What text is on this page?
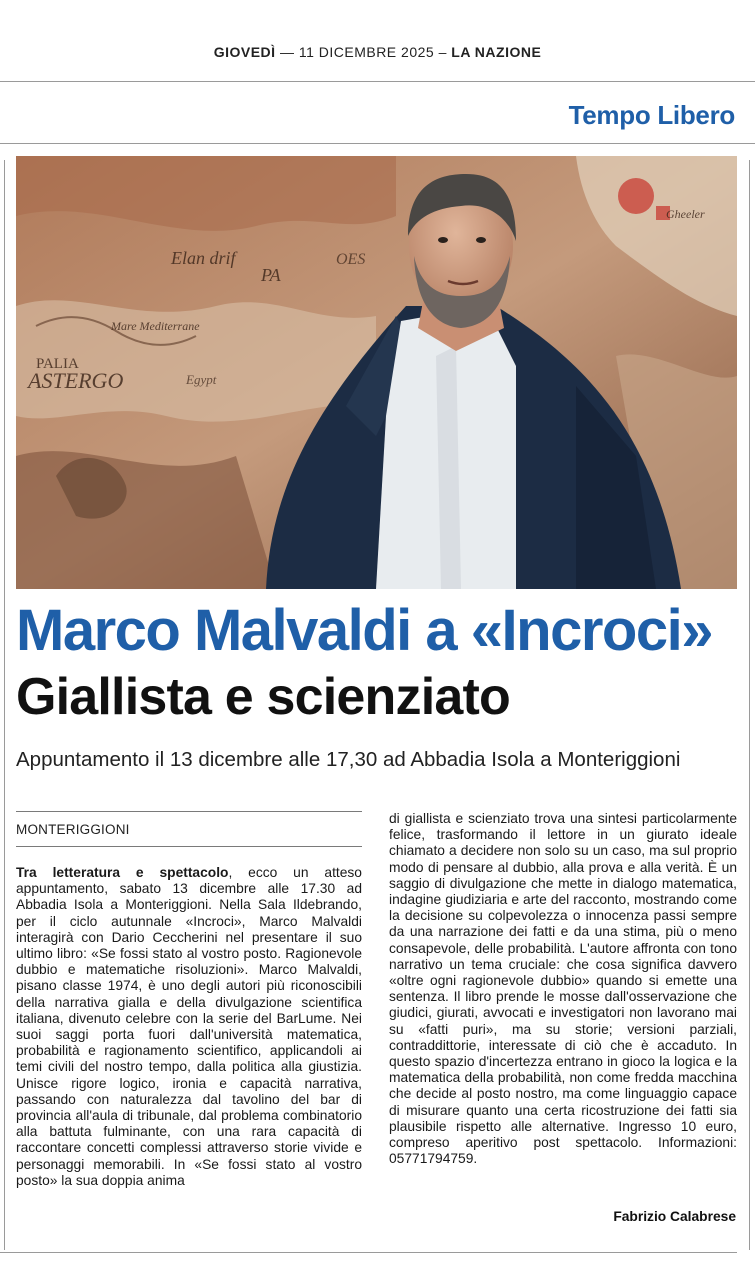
GIOVEDÌ — 11 DICEMBRE 2025 – LA NAZIONE
Tempo Libero
Elan drif
PA
OES
Mare Mediterrane
PALIA
ASTERGO	Egypt
Gheeler
Marco Malvaldi a «Incroci»
Giallista e scienziato
Appuntamento il 13 dicembre alle 17,30 ad Abbadia Isola a Monteriggioni
MONTERIGGIONI
Tra letteratura e spettacolo, ecco un atteso appuntamento, sabato 13 dicembre alle 17.30 ad Abbadia Isola a Monteriggioni. Nella Sala Ildebrando, per il ciclo autunnale «Incroci», Marco Malvaldi interagirà con Dario Ceccherini nel presentare il suo ultimo libro: «Se fossi stato al vostro posto. Ragionevole dubbio e matematiche risoluzioni». Marco Malvaldi, pisano classe 1974, è uno degli autori più riconoscibili della narrativa gialla e della divulgazione scientifica italiana, divenuto celebre con la serie del BarLume. Nei suoi saggi porta fuori dall'università matematica, probabilità e ragionamento scientifico, applicandoli ai temi civili del nostro tempo, dalla politica alla giustizia. Unisce rigore logico, ironia e capacità narrativa, passando con naturalezza dal tavolino del bar di provincia all'aula di tribunale, dal problema combinatorio alla battuta fulminante, con una rara capacità di raccontare concetti complessi attraverso storie vivide e personaggi memorabili. In «Se fossi stato al vostro posto» la sua doppia anima
di giallista e scienziato trova una sintesi particolarmente felice, trasformando il lettore in un giurato ideale chiamato a decidere non solo su un caso, ma sul proprio modo di pensare al dubbio, alla prova e alla verità. È un saggio di divulgazione che mette in dialogo matematica, indagine giudiziaria e arte del racconto, mostrando come la decisione su colpevolezza o innocenza passi sempre da una narrazione dei fatti e da una stima, più o meno consapevole, delle probabilità. L'autore affronta con tono narrativo un tema cruciale: che cosa significa davvero «oltre ogni ragionevole dubbio» quando si emette una sentenza. Il libro prende le mosse dall'osservazione che giudici, giurati, avvocati e investigatori non lavorano mai su «fatti puri», ma su storie; versioni parziali, contraddittorie, interessate di ciò che è accaduto. In questo spazio d'incertezza entrano in gioco la logica e la matematica della probabilità, non come fredda macchina che decide al posto nostro, ma come linguaggio capace di misurare quanto una certa ricostruzione dei fatti sia plausibile rispetto alle alternative. Ingresso 10 euro, compreso aperitivo post spettacolo. Informazioni: 05771794759.
Fabrizio Calabrese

### WHAT YOU NEED TO DO
Skip every picture and transcribe the data above exactly.

### EXERCISE ANSWER
What text is on this page?
GIOVEDÌ — 11 DICEMBRE 2025 – LA NAZIONE
Tempo Libero
Elan drif
PA
OES
Mare Mediterrane
PALIA
ASTERGO	Egypt
Gheeler
Marco Malvaldi a «Incroci»
Giallista e scienziato
Appuntamento il 13 dicembre alle 17,30 ad Abbadia Isola a Monteriggioni
MONTERIGGIONI
Tra letteratura e spettacolo, ecco un atteso appuntamento, sabato 13 dicembre alle 17.30 ad Abbadia Isola a Monteriggioni. Nella Sala Ildebrando, per il ciclo autunnale «Incroci», Marco Malvaldi interagirà con Dario Ceccherini nel presentare il suo ultimo libro: «Se fossi stato al vostro posto. Ragionevole dubbio e matematiche risoluzioni». Marco Malvaldi, pisano classe 1974, è uno degli autori più riconoscibili della narrativa gialla e della divulgazione scientifica italiana, divenuto celebre con la serie del BarLume. Nei suoi saggi porta fuori dall'università matematica, probabilità e ragionamento scientifico, applicandoli ai temi civili del nostro tempo, dalla politica alla giustizia. Unisce rigore logico, ironia e capacità narrativa, passando con naturalezza dal tavolino del bar di provincia all'aula di tribunale, dal problema combinatorio alla battuta fulminante, con una rara capacità di raccontare concetti complessi attraverso storie vivide e personaggi memorabili. In «Se fossi stato al vostro posto» la sua doppia anima
di giallista e scienziato trova una sintesi particolarmente felice, trasformando il lettore in un giurato ideale chiamato a decidere non solo su un caso, ma sul proprio modo di pensare al dubbio, alla prova e alla verità. È un saggio di divulgazione che mette in dialogo matematica, indagine giudiziaria e arte del racconto, mostrando come la decisione su colpevolezza o innocenza passi sempre da una narrazione dei fatti e da una stima, più o meno consapevole, delle probabilità. L'autore affronta con tono narrativo un tema cruciale: che cosa significa davvero «oltre ogni ragionevole dubbio» quando si emette una sentenza. Il libro prende le mosse dall'osservazione che giudici, giurati, avvocati e investigatori non lavorano mai su «fatti puri», ma su storie; versioni parziali, contraddittorie, interessate di ciò che è accaduto. In questo spazio d'incertezza entrano in gioco la logica e la matematica della probabilità, non come fredda macchina che decide al posto nostro, ma come linguaggio capace di misurare quanto una certa ricostruzione dei fatti sia plausibile rispetto alle alternative. Ingresso 10 euro, compreso aperitivo post spettacolo. Informazioni: 05771794759.
Fabrizio Calabrese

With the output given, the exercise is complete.